Read the records below and copy each line that contains "land".

▸ **Given data**:
☆ ☆ ☆ ☆

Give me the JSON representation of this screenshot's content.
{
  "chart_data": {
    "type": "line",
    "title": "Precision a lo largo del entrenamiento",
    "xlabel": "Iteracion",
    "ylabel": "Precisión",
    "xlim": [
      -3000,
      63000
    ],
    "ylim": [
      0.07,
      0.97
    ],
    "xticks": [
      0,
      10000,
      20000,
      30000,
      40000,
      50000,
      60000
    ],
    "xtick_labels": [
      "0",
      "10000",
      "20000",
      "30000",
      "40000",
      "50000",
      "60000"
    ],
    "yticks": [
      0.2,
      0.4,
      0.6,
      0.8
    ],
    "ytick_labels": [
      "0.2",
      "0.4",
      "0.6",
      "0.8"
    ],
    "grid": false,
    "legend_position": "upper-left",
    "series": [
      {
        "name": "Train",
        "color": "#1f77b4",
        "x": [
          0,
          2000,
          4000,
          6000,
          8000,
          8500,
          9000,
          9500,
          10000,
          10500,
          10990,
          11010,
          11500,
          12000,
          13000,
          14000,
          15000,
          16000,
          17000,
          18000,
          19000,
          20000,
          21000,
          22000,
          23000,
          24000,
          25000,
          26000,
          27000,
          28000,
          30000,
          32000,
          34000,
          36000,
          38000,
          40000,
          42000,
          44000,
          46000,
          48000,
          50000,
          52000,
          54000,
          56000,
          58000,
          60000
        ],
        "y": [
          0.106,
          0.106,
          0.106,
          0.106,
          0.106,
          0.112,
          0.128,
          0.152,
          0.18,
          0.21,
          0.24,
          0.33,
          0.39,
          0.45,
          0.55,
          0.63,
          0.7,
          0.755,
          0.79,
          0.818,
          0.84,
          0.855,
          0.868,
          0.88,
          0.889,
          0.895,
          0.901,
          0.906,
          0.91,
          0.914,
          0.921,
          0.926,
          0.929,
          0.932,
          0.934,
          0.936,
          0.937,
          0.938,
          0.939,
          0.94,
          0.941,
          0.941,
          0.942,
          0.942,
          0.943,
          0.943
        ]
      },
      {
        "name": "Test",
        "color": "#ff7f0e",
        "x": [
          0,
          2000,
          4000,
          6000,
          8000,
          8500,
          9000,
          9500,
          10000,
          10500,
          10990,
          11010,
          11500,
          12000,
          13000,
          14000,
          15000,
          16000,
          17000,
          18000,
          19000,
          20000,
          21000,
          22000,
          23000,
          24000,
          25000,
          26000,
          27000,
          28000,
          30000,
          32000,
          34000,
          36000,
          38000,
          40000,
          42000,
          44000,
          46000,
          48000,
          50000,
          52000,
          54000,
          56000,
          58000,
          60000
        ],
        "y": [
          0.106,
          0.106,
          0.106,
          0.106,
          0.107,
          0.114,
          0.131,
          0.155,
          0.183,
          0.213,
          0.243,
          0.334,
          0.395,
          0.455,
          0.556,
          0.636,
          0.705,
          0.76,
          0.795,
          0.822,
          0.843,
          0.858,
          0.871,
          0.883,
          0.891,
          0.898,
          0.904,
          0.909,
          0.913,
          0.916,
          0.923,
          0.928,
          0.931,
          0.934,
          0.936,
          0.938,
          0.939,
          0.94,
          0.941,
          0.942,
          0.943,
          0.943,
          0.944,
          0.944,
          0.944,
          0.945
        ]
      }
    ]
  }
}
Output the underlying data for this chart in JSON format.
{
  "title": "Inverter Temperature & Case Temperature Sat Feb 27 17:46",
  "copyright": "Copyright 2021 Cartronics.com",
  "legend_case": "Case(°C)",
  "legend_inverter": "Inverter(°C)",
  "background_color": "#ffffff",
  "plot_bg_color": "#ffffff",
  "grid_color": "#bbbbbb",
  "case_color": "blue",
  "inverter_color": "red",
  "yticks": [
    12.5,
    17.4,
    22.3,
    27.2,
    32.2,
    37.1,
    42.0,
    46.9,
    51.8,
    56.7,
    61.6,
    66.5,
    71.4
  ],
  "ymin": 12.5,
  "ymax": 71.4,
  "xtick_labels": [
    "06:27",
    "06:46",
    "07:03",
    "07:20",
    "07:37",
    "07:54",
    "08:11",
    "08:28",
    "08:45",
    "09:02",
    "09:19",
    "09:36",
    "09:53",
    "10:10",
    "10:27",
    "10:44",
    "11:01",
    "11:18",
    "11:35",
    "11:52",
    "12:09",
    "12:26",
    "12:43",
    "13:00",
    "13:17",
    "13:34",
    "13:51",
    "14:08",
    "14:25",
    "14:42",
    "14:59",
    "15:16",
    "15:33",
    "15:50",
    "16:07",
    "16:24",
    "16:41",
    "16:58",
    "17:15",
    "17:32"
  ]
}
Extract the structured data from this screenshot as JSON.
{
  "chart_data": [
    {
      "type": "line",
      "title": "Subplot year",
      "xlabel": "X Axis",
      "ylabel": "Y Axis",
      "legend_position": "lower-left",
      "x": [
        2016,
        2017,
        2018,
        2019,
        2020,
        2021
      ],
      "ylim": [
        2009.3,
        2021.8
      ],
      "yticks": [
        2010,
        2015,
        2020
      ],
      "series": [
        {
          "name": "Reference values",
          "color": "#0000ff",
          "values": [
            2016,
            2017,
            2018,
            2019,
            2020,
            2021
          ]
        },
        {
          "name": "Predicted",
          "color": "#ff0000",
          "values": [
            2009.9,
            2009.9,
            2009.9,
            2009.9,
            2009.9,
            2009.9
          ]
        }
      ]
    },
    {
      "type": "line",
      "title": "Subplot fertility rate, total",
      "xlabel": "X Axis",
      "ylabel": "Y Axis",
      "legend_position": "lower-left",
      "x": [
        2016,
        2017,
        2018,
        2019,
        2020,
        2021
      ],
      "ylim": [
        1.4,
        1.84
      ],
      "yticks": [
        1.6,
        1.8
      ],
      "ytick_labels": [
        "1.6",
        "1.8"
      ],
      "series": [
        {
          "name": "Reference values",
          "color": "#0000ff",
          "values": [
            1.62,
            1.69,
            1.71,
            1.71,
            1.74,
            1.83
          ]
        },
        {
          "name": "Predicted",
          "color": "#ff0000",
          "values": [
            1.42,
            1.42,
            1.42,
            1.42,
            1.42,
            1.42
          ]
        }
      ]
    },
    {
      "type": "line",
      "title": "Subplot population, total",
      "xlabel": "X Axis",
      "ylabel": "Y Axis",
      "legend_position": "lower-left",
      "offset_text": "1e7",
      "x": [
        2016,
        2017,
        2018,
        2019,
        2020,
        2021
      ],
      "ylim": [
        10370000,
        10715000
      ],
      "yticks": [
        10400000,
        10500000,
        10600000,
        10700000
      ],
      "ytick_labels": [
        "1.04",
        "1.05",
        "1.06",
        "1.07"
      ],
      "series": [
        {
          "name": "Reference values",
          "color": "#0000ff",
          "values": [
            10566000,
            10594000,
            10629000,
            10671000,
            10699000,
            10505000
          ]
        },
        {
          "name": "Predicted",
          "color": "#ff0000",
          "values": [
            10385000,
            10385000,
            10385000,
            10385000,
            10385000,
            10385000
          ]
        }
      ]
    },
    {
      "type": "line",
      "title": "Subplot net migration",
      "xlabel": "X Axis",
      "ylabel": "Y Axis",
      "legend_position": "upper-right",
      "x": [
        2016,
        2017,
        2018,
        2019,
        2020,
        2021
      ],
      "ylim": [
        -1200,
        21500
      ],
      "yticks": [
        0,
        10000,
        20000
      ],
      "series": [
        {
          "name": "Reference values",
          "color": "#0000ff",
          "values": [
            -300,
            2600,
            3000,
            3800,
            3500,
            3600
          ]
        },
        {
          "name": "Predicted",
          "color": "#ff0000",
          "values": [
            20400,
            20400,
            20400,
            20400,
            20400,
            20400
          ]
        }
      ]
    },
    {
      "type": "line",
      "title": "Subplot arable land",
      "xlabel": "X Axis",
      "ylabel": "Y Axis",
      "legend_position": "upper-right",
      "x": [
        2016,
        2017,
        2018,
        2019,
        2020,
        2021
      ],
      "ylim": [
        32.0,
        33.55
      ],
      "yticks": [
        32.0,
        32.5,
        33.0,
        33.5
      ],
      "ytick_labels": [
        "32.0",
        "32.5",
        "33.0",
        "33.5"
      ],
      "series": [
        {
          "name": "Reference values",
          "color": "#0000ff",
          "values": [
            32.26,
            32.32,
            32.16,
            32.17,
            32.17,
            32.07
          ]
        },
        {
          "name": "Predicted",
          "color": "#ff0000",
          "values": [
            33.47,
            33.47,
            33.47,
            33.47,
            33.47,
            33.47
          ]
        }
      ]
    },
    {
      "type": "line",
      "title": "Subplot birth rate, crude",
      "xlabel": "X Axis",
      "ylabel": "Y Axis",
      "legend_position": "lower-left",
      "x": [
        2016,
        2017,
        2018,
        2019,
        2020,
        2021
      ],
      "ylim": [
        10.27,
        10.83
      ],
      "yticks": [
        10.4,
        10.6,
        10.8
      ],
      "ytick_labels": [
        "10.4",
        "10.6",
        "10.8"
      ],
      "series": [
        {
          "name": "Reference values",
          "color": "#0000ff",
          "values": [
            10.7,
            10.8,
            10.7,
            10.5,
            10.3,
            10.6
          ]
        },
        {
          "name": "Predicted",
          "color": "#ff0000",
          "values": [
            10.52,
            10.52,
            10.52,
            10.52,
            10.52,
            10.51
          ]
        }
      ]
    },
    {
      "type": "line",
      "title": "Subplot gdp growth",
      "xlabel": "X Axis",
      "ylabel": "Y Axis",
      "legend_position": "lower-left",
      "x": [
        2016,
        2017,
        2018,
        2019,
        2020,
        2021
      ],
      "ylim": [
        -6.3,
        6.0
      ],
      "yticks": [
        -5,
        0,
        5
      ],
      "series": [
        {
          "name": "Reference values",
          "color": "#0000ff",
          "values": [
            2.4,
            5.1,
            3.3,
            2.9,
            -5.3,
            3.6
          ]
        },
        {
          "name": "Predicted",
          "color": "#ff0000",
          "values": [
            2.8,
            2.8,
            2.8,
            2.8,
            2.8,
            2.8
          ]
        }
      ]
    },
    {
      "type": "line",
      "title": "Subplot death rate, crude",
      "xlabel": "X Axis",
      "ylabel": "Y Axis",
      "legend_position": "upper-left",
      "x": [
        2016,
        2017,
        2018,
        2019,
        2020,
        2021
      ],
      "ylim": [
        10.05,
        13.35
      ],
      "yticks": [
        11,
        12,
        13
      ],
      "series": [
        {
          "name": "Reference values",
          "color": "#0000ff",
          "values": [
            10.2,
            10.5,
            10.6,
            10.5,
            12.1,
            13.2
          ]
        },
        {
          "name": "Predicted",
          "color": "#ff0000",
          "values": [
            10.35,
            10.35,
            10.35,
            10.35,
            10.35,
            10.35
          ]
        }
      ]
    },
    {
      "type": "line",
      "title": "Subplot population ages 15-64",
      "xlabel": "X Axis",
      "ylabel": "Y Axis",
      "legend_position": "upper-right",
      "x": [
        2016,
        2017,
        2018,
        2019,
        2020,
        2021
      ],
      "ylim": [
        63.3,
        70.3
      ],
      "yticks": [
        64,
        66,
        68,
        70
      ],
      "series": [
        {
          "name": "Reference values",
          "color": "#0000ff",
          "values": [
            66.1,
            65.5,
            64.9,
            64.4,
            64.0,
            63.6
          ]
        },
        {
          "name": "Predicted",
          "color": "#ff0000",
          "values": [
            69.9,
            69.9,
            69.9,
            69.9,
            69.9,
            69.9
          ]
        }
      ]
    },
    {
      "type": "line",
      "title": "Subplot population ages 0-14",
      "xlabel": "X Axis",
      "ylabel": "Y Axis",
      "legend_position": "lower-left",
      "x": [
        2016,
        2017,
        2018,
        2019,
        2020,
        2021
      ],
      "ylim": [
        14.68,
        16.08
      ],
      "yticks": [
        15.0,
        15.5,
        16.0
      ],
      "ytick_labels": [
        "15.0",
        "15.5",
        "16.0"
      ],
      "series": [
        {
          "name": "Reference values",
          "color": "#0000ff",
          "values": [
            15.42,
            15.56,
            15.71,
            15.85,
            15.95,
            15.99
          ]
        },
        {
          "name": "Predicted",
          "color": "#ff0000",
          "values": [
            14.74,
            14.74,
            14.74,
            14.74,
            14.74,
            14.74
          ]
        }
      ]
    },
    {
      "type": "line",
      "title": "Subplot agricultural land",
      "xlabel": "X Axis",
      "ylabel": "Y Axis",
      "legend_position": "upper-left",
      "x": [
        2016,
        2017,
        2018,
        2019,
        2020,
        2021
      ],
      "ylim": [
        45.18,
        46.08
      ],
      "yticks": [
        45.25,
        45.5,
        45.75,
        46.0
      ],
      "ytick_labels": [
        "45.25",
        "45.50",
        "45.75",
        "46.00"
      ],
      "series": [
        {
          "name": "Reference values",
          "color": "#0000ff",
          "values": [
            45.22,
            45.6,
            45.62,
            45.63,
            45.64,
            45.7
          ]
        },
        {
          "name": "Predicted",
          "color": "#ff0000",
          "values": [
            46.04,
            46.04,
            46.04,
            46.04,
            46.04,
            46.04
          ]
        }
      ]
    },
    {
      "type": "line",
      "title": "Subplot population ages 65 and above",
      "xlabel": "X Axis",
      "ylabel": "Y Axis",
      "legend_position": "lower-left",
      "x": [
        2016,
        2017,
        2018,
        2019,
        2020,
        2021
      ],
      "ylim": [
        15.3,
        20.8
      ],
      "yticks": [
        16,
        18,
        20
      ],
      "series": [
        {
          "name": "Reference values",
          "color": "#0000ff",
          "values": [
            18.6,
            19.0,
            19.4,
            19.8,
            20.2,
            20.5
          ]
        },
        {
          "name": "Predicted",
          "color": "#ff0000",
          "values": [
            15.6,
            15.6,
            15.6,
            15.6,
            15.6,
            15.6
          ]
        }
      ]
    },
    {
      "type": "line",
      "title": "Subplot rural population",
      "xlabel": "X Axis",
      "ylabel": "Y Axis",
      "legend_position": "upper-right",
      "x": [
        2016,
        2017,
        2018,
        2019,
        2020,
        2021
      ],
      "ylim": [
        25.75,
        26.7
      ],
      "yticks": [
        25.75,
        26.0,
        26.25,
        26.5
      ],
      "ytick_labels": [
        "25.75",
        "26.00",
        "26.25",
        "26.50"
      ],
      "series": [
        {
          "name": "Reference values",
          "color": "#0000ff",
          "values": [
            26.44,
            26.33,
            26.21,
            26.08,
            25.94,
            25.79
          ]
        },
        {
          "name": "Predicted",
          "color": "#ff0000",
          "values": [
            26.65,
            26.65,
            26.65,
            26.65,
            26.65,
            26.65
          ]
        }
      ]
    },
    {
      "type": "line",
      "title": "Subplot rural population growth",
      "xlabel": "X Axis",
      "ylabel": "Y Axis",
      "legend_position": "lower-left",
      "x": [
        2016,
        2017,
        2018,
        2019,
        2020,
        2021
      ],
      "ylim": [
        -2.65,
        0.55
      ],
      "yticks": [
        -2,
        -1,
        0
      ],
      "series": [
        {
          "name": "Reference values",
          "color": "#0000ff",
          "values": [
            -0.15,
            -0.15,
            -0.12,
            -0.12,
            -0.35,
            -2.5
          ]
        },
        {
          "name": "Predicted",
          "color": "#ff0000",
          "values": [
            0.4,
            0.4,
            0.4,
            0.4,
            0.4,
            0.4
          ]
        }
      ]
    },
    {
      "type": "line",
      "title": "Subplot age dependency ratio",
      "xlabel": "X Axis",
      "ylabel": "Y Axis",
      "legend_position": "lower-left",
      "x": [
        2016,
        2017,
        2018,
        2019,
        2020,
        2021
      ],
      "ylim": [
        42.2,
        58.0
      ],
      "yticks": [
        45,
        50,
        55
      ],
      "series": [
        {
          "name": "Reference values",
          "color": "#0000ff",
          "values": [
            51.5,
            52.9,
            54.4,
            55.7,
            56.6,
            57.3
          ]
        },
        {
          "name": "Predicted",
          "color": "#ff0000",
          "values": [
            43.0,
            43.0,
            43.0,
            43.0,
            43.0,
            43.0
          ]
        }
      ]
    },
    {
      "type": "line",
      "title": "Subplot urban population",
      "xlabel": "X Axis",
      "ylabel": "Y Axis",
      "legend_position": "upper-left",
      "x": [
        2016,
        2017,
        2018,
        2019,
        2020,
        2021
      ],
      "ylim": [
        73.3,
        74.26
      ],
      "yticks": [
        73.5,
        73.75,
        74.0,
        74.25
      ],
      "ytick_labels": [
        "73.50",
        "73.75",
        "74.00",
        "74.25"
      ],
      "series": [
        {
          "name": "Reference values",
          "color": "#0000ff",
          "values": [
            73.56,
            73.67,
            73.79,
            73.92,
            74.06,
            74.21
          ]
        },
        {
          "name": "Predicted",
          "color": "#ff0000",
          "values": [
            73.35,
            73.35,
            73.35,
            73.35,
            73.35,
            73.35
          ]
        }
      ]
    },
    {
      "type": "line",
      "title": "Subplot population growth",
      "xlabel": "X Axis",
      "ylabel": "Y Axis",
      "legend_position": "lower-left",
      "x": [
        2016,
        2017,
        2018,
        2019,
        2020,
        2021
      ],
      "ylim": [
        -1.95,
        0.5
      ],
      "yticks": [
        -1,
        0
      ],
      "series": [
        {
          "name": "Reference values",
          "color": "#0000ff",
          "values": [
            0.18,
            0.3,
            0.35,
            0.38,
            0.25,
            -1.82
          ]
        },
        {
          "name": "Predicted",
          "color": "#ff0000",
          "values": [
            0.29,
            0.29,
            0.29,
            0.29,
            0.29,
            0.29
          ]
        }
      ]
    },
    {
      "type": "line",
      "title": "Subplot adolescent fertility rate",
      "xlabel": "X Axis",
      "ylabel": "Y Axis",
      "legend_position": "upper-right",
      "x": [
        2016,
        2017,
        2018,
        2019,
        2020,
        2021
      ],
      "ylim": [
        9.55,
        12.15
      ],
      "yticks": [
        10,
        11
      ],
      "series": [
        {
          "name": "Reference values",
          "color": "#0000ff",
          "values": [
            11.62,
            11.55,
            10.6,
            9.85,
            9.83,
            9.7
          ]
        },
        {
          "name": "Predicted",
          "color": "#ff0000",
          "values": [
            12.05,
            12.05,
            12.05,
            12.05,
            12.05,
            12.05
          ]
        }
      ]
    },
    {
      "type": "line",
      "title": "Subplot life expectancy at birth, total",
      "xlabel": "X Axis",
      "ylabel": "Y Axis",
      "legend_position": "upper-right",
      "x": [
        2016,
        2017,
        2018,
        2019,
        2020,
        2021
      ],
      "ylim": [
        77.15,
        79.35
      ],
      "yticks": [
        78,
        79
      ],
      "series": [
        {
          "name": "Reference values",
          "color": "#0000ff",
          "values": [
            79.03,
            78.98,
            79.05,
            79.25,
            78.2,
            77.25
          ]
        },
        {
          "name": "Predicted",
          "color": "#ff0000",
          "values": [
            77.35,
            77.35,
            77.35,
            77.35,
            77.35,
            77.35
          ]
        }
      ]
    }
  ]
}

☆ ☆ ☆ ☆

▸ **Solution for this exercise**:
      "title": "Subplot arable land",
      "title": "Subplot agricultural land",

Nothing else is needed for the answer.